DIRECTIVE: Wherever "طريق" appears in a line, list that line.

>> BEGIN DATASET

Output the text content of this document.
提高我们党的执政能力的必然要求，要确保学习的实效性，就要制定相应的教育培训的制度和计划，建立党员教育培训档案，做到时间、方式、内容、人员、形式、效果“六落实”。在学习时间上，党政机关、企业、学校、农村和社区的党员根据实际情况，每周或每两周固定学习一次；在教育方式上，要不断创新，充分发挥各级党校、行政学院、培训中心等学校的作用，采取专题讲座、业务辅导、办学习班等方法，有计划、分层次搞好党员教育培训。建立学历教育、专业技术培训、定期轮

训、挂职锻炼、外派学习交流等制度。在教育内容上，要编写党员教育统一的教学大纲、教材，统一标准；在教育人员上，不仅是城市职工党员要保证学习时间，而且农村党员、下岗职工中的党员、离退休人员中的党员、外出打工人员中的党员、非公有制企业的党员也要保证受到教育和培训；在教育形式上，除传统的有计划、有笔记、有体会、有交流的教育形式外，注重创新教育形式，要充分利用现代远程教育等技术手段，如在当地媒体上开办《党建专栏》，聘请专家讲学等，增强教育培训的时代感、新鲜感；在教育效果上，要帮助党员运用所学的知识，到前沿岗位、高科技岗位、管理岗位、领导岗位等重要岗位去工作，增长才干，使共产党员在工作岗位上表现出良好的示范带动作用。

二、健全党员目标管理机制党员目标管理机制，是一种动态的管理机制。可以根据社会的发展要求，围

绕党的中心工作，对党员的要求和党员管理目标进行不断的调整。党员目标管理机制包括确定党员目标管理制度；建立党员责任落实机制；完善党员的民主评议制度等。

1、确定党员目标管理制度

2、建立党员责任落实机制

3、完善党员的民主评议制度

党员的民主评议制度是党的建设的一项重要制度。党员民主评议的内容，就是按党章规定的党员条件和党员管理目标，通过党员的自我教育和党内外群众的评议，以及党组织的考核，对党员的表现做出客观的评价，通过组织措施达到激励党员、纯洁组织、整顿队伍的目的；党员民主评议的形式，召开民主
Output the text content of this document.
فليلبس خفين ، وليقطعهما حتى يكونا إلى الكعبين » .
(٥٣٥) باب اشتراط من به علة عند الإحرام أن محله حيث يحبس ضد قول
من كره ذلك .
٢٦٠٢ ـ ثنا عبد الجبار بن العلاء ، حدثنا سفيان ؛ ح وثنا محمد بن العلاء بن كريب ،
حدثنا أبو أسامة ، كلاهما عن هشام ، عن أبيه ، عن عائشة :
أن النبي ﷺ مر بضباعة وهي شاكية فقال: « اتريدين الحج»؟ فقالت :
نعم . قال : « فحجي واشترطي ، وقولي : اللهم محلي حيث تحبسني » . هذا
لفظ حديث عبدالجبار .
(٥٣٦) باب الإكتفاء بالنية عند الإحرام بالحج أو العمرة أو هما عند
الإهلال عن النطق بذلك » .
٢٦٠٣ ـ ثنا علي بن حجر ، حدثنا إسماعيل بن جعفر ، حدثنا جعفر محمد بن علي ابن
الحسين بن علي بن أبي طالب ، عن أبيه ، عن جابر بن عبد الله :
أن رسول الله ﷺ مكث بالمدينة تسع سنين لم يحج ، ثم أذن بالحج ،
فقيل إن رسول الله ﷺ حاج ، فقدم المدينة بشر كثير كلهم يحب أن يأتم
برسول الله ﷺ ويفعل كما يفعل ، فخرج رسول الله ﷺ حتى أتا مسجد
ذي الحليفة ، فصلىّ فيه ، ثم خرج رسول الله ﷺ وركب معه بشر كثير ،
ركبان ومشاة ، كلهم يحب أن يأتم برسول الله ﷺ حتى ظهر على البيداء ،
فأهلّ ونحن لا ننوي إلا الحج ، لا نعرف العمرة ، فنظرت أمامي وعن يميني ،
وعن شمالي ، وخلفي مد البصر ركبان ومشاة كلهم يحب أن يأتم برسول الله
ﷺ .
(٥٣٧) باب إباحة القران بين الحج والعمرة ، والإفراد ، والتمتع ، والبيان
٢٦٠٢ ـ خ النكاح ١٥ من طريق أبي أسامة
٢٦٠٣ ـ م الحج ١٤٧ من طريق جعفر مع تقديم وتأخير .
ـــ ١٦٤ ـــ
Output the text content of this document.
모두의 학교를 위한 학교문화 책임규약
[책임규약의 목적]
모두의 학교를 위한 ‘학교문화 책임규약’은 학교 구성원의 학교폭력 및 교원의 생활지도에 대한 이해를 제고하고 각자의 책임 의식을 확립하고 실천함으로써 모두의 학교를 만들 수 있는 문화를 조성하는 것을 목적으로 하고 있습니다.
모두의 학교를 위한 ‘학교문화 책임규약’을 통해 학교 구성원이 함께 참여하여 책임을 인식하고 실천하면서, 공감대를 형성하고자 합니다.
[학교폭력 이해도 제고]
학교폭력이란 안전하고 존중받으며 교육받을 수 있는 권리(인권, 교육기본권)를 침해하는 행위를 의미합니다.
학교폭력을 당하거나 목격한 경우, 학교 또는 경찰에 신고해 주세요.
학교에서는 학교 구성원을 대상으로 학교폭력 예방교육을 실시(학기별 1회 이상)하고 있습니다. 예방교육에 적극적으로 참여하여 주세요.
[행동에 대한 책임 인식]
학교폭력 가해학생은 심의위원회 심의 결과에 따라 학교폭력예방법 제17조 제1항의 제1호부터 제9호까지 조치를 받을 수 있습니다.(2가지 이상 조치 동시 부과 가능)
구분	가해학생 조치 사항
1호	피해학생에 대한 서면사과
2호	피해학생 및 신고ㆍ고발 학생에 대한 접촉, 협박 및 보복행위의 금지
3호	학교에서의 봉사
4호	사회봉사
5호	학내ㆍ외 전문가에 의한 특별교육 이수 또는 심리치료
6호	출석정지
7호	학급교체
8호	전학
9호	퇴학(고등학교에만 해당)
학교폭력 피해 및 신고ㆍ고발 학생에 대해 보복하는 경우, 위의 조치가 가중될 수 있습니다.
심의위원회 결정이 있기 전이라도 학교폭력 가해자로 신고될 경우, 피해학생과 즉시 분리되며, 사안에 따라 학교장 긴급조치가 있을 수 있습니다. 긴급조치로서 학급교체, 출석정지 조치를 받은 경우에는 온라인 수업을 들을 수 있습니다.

>> END DATASET

SOLUTION FOR THIS TASK:
٢٦٠٢ ـ خ النكاح ١٥ من طريق أبي أسامة
٢٦٠٣ ـ م الحج ١٤٧ من طريق جعفر مع تقديم وتأخير .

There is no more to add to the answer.